Effect of taxanes on Akt signaling
Taxanes, e.g., paclitaxel and docetaxel, are frontline therapy for several cancers. They stabilize microtubules, leading to cell cycle arrest through centrosomal impairment, induction of abnormal spindles and suppression of spindle microtubule dynamics, finally triggering apoptosis[95]. Microtubules are critical for the integrity of the segregated DNA during mitosis. However, inherent or acquired resistance to taxanes may compromise their therapeutic efficacy[96,97].
Resistance to taxanes includes increased efflux, and modification in tubulins. Akt pathway activation contributed to an increased resistance to paclitaxel or docetaxel in epithelial ovarian cancer, prostate cancer, and breast cancer cells[98-101]. Activation of Akt1 by HER2/PI3K may also lead to taxane resistance in breast adenocarcinoma cells[102]. Moreover, PIK3CA gene, encoding a catalytic subunit of the PI3K, is mutated and/or amplified in various neoplasms, such as ovarian cancer. Its amplification strongly decreased the sensitivity and thus response to platinum with/without taxanes in patients with ovarian carcinoma[34].
There are also crosstalks between PI3K/Akt pathway with BAD and ERK[41,68], and inhibition of these cascades sensitized ovarian cancer cells to taxanes. Therefore, in order to sensitize taxane treatment, PI3K/Akt cascade can be considered as a suitable target.
Effect of Akt-inhibition on taxane sensitivity
LY294002, Wortmannin, BEZ235, or perifosine-mediated inhibition of the PI3K/Akt-dependent survival pathway enhanced paclitaxel cytotoxicity in various cancers, e.g., malignant glioma[63,80], lung[50,64-66,80], esophageal[64,80], and ovarian cancer cells[32,56,61,67-70,88] (Table 3). However, there are some data not in favor of the combination. LY294002 did not potentiate cisplatin, pemetrexed, or paclitaxel in A549 lung adenocarcinoma cells harboring K-ras mutation and wild-type EGFR[50]. Likewise, inactivation of PI3K/Akt signaling by LY294002 did not result in significant alteration of sensitivity of human ovarian carcinoma A2780 cells to paclitaxel[48]. Similarly, the combination of paclitaxel with LY294002 was antagonistic in vitro when dexamethasone was also administered; although dexamethasone did not alter the Akt activity[66].

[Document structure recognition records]
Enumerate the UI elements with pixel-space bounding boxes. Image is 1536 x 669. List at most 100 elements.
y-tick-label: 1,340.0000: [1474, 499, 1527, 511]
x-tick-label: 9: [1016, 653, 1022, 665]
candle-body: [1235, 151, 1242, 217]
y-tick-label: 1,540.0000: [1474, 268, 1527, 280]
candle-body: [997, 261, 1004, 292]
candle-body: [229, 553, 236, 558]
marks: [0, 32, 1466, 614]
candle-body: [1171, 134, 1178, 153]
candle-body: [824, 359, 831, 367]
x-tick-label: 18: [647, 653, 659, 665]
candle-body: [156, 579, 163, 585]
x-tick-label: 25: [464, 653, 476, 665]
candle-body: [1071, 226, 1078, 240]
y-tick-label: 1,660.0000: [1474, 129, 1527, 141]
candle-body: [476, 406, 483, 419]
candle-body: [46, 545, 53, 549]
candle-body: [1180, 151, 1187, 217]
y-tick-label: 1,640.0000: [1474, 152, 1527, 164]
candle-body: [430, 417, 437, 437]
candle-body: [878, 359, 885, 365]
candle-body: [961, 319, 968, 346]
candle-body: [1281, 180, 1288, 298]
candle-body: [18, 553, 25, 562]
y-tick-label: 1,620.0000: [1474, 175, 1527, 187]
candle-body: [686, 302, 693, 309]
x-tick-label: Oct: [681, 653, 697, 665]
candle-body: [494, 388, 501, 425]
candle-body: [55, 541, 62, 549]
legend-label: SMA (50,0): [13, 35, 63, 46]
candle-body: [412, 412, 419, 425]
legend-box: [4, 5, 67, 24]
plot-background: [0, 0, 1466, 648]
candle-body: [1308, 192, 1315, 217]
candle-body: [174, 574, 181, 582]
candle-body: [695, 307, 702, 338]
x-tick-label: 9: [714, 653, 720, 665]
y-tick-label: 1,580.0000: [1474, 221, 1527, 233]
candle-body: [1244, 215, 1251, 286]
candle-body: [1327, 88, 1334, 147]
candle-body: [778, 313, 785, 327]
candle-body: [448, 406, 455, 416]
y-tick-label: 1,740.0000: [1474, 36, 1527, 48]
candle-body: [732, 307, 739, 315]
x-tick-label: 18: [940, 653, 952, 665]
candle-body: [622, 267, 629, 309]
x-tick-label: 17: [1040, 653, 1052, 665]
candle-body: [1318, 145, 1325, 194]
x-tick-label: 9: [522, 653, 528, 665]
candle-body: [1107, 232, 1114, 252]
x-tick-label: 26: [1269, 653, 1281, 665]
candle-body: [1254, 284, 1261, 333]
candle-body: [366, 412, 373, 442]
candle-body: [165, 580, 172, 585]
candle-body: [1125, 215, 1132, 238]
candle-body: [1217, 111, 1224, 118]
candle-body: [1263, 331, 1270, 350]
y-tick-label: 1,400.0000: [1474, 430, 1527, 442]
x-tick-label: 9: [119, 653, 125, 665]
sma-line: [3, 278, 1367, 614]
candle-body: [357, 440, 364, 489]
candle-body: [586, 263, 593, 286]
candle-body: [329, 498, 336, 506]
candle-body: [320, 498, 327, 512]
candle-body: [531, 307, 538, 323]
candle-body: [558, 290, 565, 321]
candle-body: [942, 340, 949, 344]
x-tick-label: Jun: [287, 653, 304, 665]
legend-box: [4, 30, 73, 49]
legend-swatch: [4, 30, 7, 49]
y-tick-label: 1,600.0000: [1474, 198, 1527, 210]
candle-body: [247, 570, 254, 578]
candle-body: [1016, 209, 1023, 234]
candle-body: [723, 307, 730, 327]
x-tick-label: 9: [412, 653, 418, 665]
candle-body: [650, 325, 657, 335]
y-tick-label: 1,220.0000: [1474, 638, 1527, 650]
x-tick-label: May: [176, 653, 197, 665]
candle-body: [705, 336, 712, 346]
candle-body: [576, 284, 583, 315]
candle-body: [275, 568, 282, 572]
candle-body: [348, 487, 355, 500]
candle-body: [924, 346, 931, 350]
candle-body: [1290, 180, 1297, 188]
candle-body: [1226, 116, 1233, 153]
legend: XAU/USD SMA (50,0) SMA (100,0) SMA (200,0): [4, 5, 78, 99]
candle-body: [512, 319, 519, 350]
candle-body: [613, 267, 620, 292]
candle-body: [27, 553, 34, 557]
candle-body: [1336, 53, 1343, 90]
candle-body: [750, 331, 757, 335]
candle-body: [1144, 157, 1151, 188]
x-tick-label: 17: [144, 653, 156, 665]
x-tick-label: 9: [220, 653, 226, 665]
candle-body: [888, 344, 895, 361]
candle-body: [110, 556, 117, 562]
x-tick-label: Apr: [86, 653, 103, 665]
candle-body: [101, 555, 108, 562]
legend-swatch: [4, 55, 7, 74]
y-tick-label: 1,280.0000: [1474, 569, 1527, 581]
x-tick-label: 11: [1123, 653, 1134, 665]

Problem description: Copy the part of the passage on taxanes and Akt signaling between "There are also" and "a suitable target.", inclusive.

Task result:
There are also crosstalks between PI3K/Akt pathway with BAD and ERK[41,68], and inhibition of these cascades sensitized ovarian cancer cells to taxanes. Therefore, in order to sensitize taxane treatment, PI3K/Akt cascade can be considered as a suitable target.